YOUR INSTRUCTIONS: Check each line of the entries below for the string "Media"; copy every line where it appears.

Records excerpted from a collection

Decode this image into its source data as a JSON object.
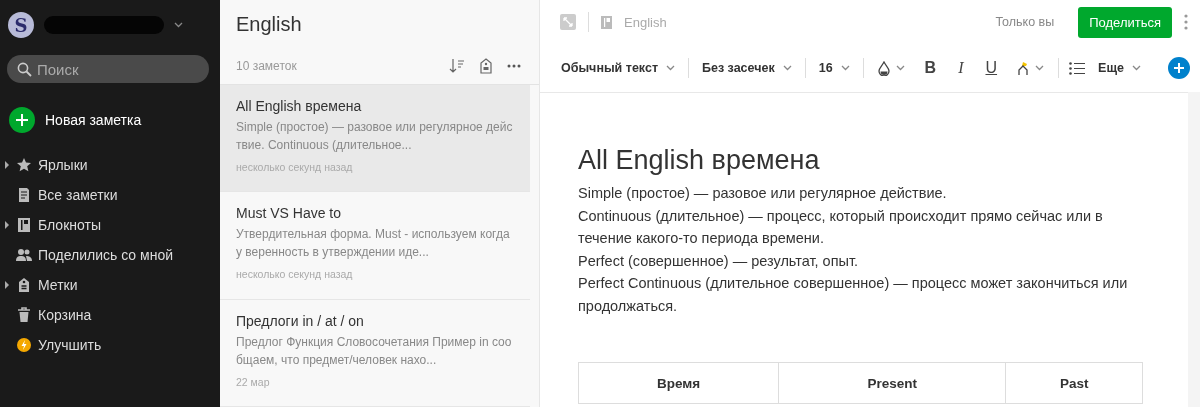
{
  "account": {
    "avatar_letter": "S"
  },
  "search": {
    "placeholder": "Поиск"
  },
  "new_note": {
    "label": "Новая заметка"
  },
  "sidebar": {
    "items": [
      {
        "label": "Ярлыки",
        "expandable": true
      },
      {
        "label": "Все заметки",
        "expandable": false
      },
      {
        "label": "Блокноты",
        "expandable": true
      },
      {
        "label": "Поделились со мной",
        "expandable": false
      },
      {
        "label": "Метки",
        "expandable": true
      },
      {
        "label": "Корзина",
        "expandable": false
      },
      {
        "label": "Улучшить",
        "expandable": false
      }
    ]
  },
  "note_list": {
    "title": "English",
    "count": "10 заметок",
    "notes": [
      {
        "title": "All English времена",
        "snippet": "Simple (простое) — разовое или регулярное дейс твие. Continuous (длительное...",
        "time": "несколько секунд назад",
        "selected": true
      },
      {
        "title": "Must VS Have to",
        "snippet": "Утвердительная форма. Must - используем когда у веренность в утверждении иде...",
        "time": "несколько секунд назад",
        "selected": false
      },
      {
        "title": "Предлоги in / at / on",
        "snippet": "Предлог Функция Словосочетания Пример in соо бщаем, что предмет/человек нахо...",
        "time": "22 мар",
        "selected": false
      }
    ]
  },
  "editor": {
    "notebook": "English",
    "sharing": "Только вы",
    "share_button": "Поделиться",
    "toolbar": [
      {
        "kind": "dropdown",
        "label": "Обычный текст"
      },
      {
        "kind": "divider"
      },
      {
        "kind": "dropdown",
        "label": "Без засечек"
      },
      {
        "kind": "divider"
      },
      {
        "kind": "dropdown",
        "label": "16"
      },
      {
        "kind": "divider"
      },
      {
        "kind": "color"
      },
      {
        "kind": "format",
        "label": "B"
      },
      {
        "kind": "format",
        "label": "I"
      },
      {
        "kind": "format",
        "label": "U"
      },
      {
        "kind": "highlight"
      },
      {
        "kind": "divider"
      },
      {
        "kind": "list"
      },
      {
        "kind": "dropdown",
        "label": "Еще"
      }
    ],
    "title": "All English времена",
    "paragraphs": [
      "Simple (простое) — разовое или регулярное действие.",
      "Continuous (длительное) — процесс, который происходит прямо сейчас или в течение какого-то периода времени.",
      "Perfect (совершенное) — результат, опыт.",
      "Perfect Continuous (длительное совершенное) — процесс может закончиться или продолжаться."
    ],
    "table": {
      "columns": [
        "Время",
        "Present",
        "Past"
      ]
    }
  }
}
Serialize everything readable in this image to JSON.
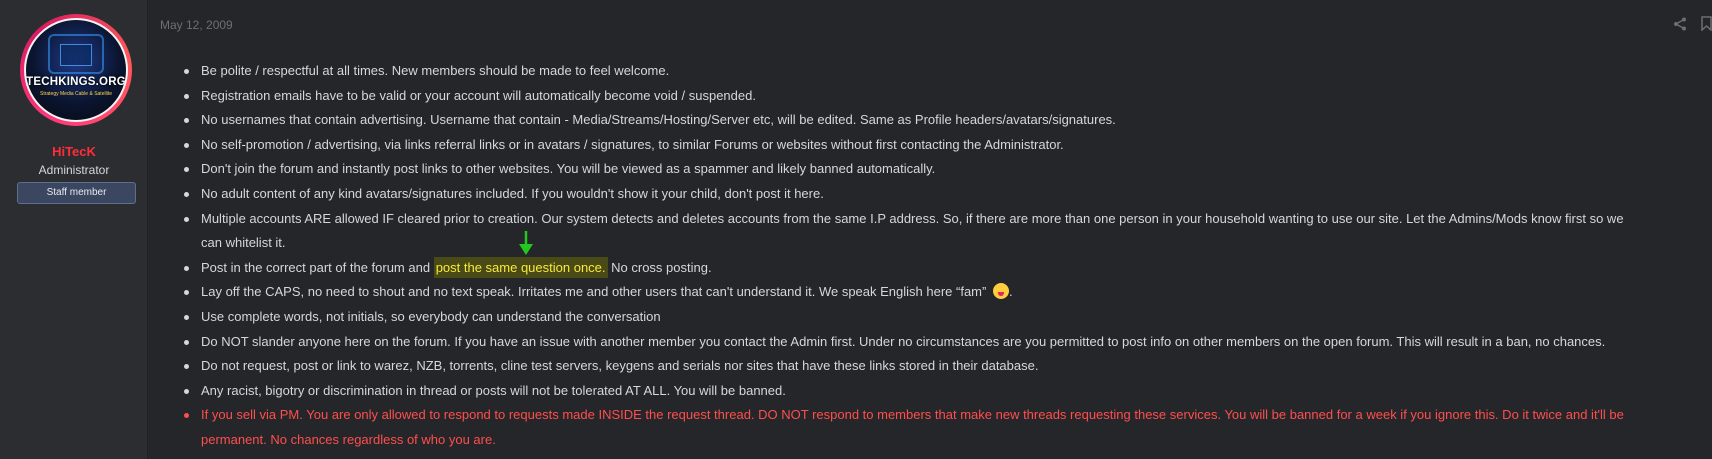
{
  "user": {
    "avatar_text": "TECHKINGS.ORG",
    "avatar_tagline": "Strategy Media Cable & Satellite",
    "name": "HiTecK",
    "title": "Administrator",
    "badge": "Staff member"
  },
  "post": {
    "date": "May 12, 2009",
    "rules": [
      {
        "text": "Be polite / respectful at all times. New members should be made to feel welcome."
      },
      {
        "text": "Registration emails have to be valid or your account will automatically become void / suspended."
      },
      {
        "text": "No usernames that contain advertising. Username that contain - Media/Streams/Hosting/Server etc, will be edited. Same as Profile headers/avatars/signatures."
      },
      {
        "text": "No self-promotion / advertising, via links referral links or in avatars / signatures, to similar Forums or websites without first contacting the Administrator."
      },
      {
        "text": "Don't join the forum and instantly post links to other websites. You will be viewed as a spammer and likely banned automatically."
      },
      {
        "text": "No adult content of any kind avatars/signatures included. If you wouldn't show it your child, don't post it here."
      },
      {
        "text": "Multiple accounts ARE allowed IF cleared prior to creation. Our system detects and deletes accounts from the same I.P address. So, if there are more than one person in your household wanting to use our site. Let the Admins/Mods know first so we",
        "cont": "can whitelist it."
      },
      {
        "before": "Post in the correct part of the forum and ",
        "highlight": "post the same question once.",
        "after": " No cross posting."
      },
      {
        "text": "Lay off the CAPS, no need to shout and no text speak. Irritates me and other users that can't understand it. We speak English here “fam”",
        "emoji_after": "."
      },
      {
        "text": "Use complete words, not initials, so everybody can understand the conversation"
      },
      {
        "text": "Do NOT slander anyone here on the forum. If you have an issue with another member you contact the Admin first. Under no circumstances are you permitted to post info on other members on the open forum. This will result in a ban, no chances."
      },
      {
        "text": "Do not request, post or link to warez, NZB, torrents, cline test servers, keygens and serials nor sites that have these links stored in their database."
      },
      {
        "text": "Any racist, bigotry or discrimination in thread or posts will not be tolerated AT ALL. You will be banned."
      },
      {
        "text": "If you sell via PM. You are only allowed to respond to requests made INSIDE the request thread. DO NOT respond to members that make new threads requesting these services. You will be banned for a week if you ignore this. Do it twice and it'll be",
        "cont": "permanent. No chances regardless of who you are."
      }
    ]
  },
  "colors": {
    "background": "#252629",
    "username": "#ff2d3a",
    "highlight_bg": "#4a4a17",
    "highlight_text": "#f7ea3a",
    "warning_text": "#ff4e4e",
    "arrow": "#22c81e"
  },
  "icons": [
    "share-icon",
    "bookmark-icon",
    "arrow-down-icon",
    "emoji-tongue-icon"
  ]
}
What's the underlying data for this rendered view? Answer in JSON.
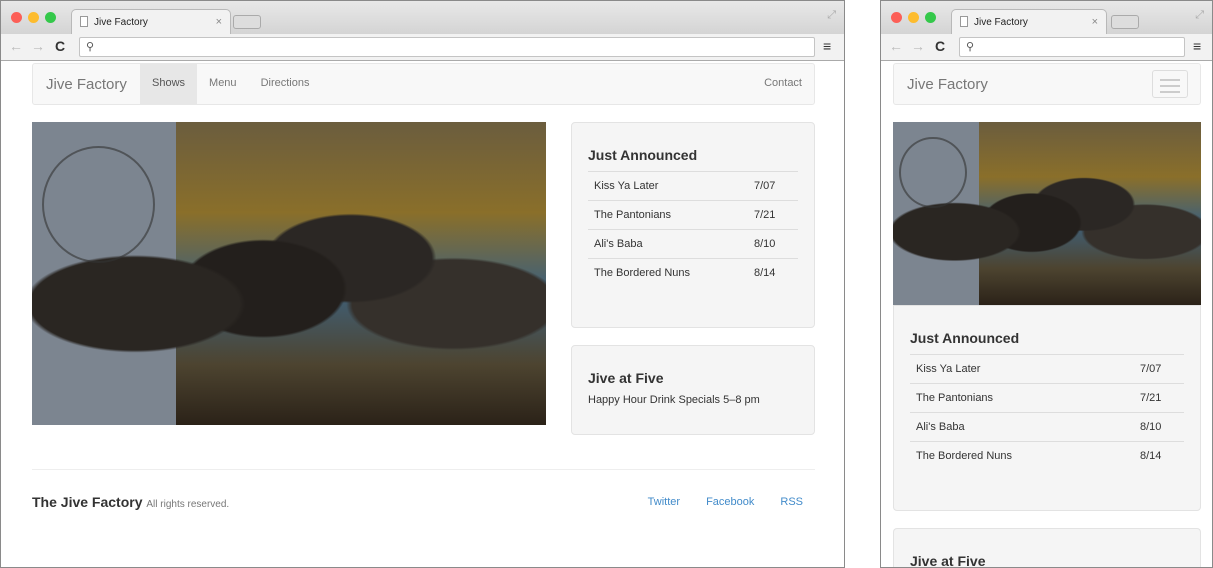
{
  "browser": {
    "tab_title": "Jive Factory",
    "close": "×",
    "back": "←",
    "forward": "→",
    "reload": "C",
    "search_icon": "⚲",
    "menu": "≡",
    "resize": "⤢"
  },
  "site": {
    "brand": "Jive Factory",
    "nav": [
      {
        "label": "Shows",
        "active": true
      },
      {
        "label": "Menu"
      },
      {
        "label": "Directions"
      }
    ],
    "contact": "Contact",
    "announced": {
      "title": "Just Announced",
      "shows": [
        {
          "name": "Kiss Ya Later",
          "date": "7/07"
        },
        {
          "name": "The Pantonians",
          "date": "7/21"
        },
        {
          "name": "Ali's Baba",
          "date": "8/10"
        },
        {
          "name": "The Bordered Nuns",
          "date": "8/14"
        }
      ]
    },
    "jive_at_five": {
      "title": "Jive at Five",
      "text": "Happy Hour Drink Specials 5–8 pm"
    },
    "footer": {
      "name": "The Jive Factory",
      "rights": "All rights reserved.",
      "links": [
        "Twitter",
        "Facebook",
        "RSS"
      ]
    }
  }
}
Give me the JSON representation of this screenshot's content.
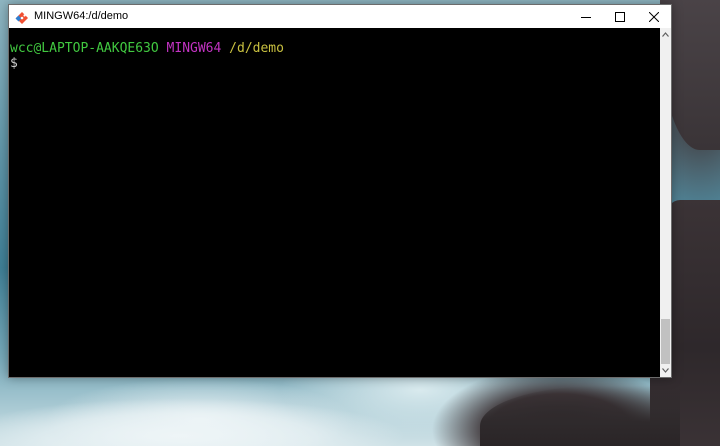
{
  "window": {
    "title": "MINGW64:/d/demo"
  },
  "terminal": {
    "prompt": {
      "user_host": "wcc@LAPTOP-AAKQE63O",
      "msystem": "MINGW64",
      "cwd": "/d/demo"
    },
    "input_prefix": "$",
    "colors": {
      "user_host": "#41c840",
      "msystem": "#c233c2",
      "cwd": "#c8c040",
      "background": "#000000"
    }
  },
  "icons": {
    "app": "git-bash-icon",
    "minimize": "minimize-icon",
    "maximize": "maximize-icon",
    "close": "close-icon",
    "scroll_up": "chevron-up-icon",
    "scroll_down": "chevron-down-icon"
  }
}
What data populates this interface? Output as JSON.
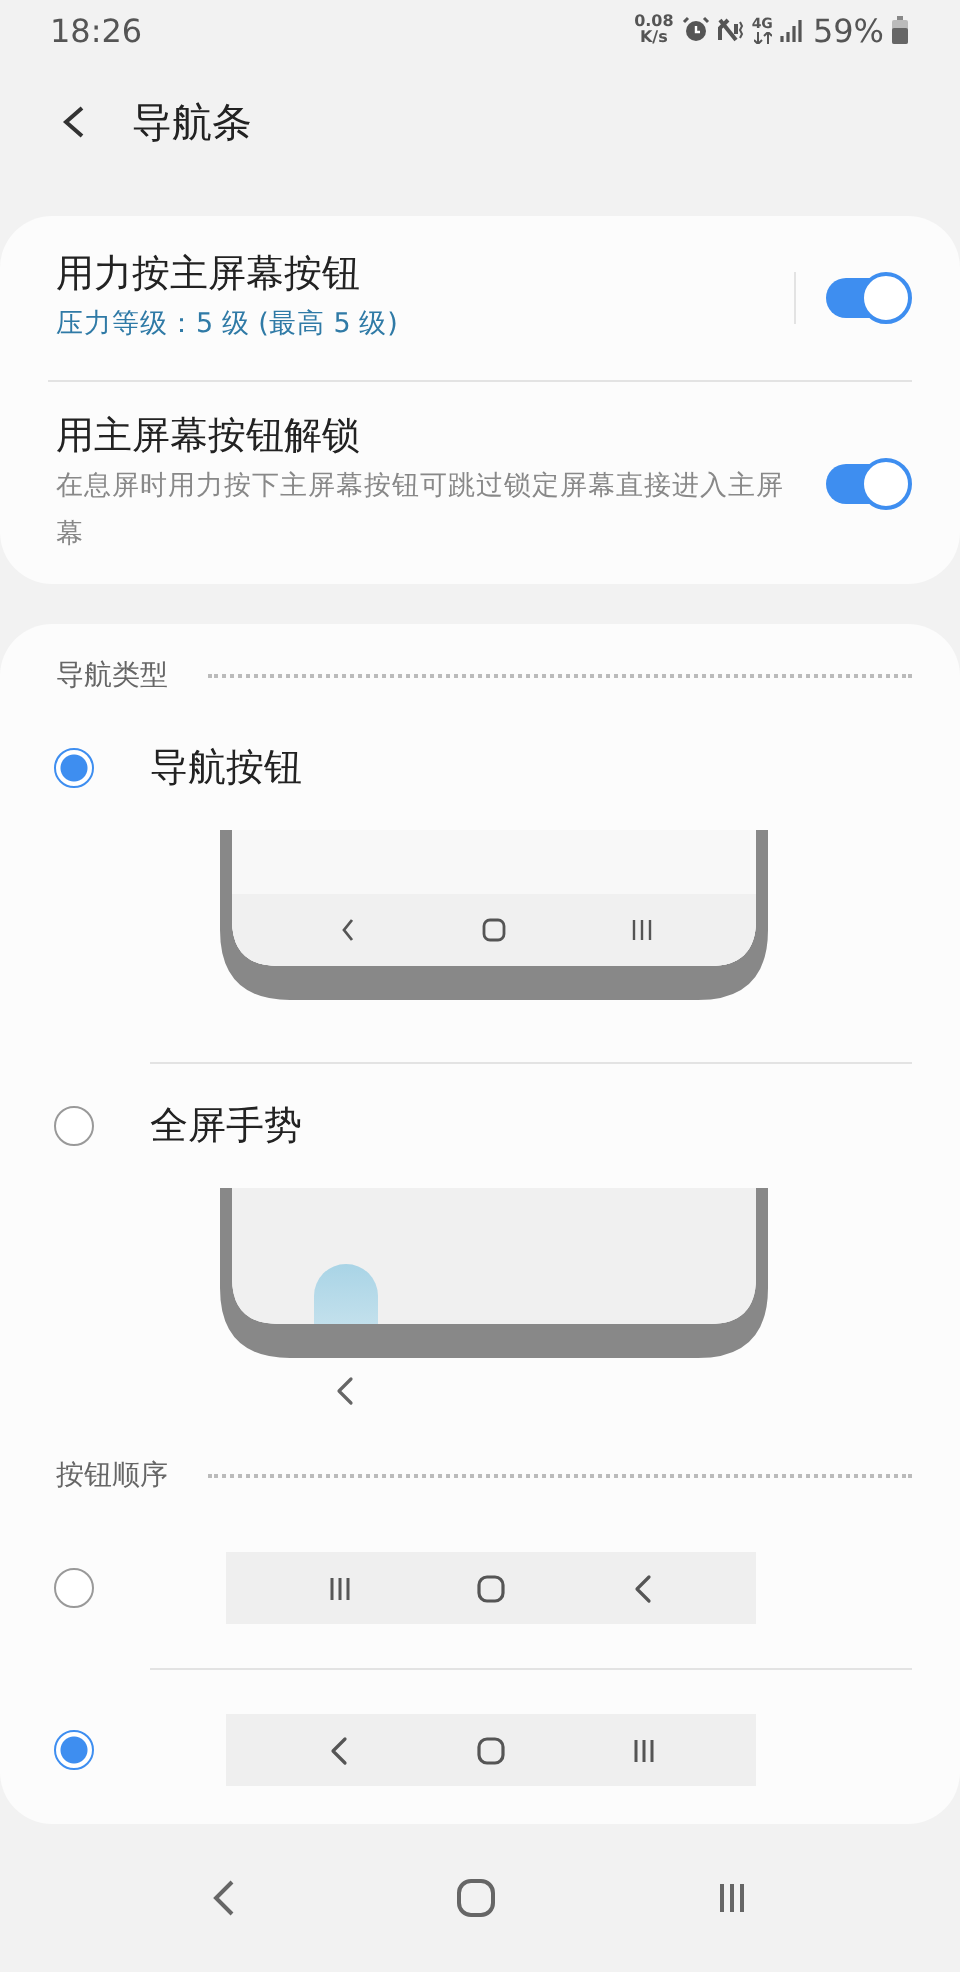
{
  "status_bar": {
    "time": "18:26",
    "net_speed": [
      "0.08",
      "K/s"
    ],
    "network": "4G",
    "battery": "59%"
  },
  "header": {
    "title": "导航条"
  },
  "toggles": [
    {
      "title": "用力按主屏幕按钮",
      "subtitle": "压力等级：5 级 (最高 5 级)",
      "kind": "status",
      "on": true
    },
    {
      "title": "用主屏幕按钮解锁",
      "subtitle": "在息屏时用力按下主屏幕按钮可跳过锁定屏幕直接进入主屏幕",
      "kind": "description",
      "on": true
    }
  ],
  "nav_type": {
    "heading": "导航类型",
    "options": [
      {
        "label": "导航按钮",
        "kind": "buttons",
        "selected": true
      },
      {
        "label": "全屏手势",
        "kind": "gestures",
        "selected": false
      }
    ]
  },
  "button_order": {
    "heading": "按钮顺序",
    "options": [
      {
        "icons": [
          {
            "kind": "recents"
          },
          {
            "kind": "home"
          },
          {
            "kind": "back"
          }
        ],
        "selected": false
      },
      {
        "icons": [
          {
            "kind": "back"
          },
          {
            "kind": "home"
          },
          {
            "kind": "recents"
          }
        ],
        "selected": true
      }
    ]
  }
}
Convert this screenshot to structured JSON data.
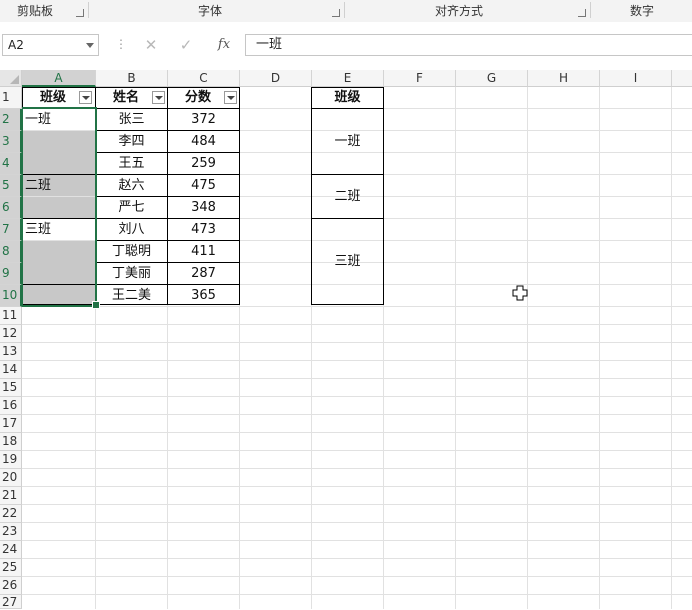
{
  "ribbon": {
    "groups": [
      {
        "label": "剪贴板"
      },
      {
        "label": "字体"
      },
      {
        "label": "对齐方式"
      },
      {
        "label": "数字"
      }
    ]
  },
  "formula_bar": {
    "name_box": "A2",
    "formula": "一班",
    "fx_label": "fx"
  },
  "columns": [
    "A",
    "B",
    "C",
    "D",
    "E",
    "F",
    "G",
    "H",
    "I"
  ],
  "rows": [
    "1",
    "2",
    "3",
    "4",
    "5",
    "6",
    "7",
    "8",
    "9",
    "10",
    "11",
    "12",
    "13",
    "14",
    "15",
    "16",
    "17",
    "18",
    "19",
    "20",
    "21",
    "22",
    "23",
    "24",
    "25",
    "26",
    "27"
  ],
  "table": {
    "headers": {
      "a": "班级",
      "b": "姓名",
      "c": "分数"
    },
    "col_a": [
      "一班",
      "",
      "",
      "二班",
      "",
      "三班",
      "",
      "",
      ""
    ],
    "names": [
      "张三",
      "李四",
      "王五",
      "赵六",
      "严七",
      "刘八",
      "丁聪明",
      "丁美丽",
      "王二美"
    ],
    "scores": [
      "372",
      "484",
      "259",
      "475",
      "348",
      "473",
      "411",
      "287",
      "365"
    ]
  },
  "summary": {
    "header": "班级",
    "groups": [
      "一班",
      "二班",
      "三班"
    ]
  },
  "selection": {
    "range": "A2:A10",
    "accent": "#217346"
  }
}
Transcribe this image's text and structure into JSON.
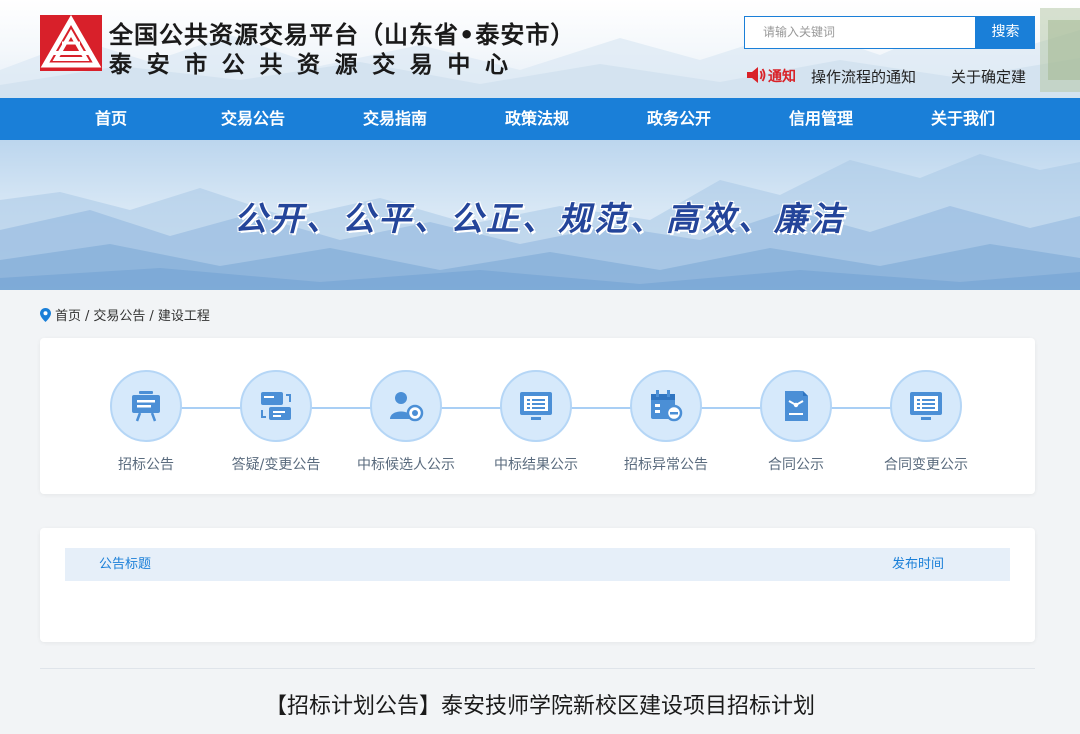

FULL SOLUTION:
    "avatar_tagline": "Strategy Media Cable & Satellite",
        "text": "No usernames that contain advertising. Username that contain - Media/Streams/Hosting/Server etc, will be edited. Same as Profile headers/avatars/signatures."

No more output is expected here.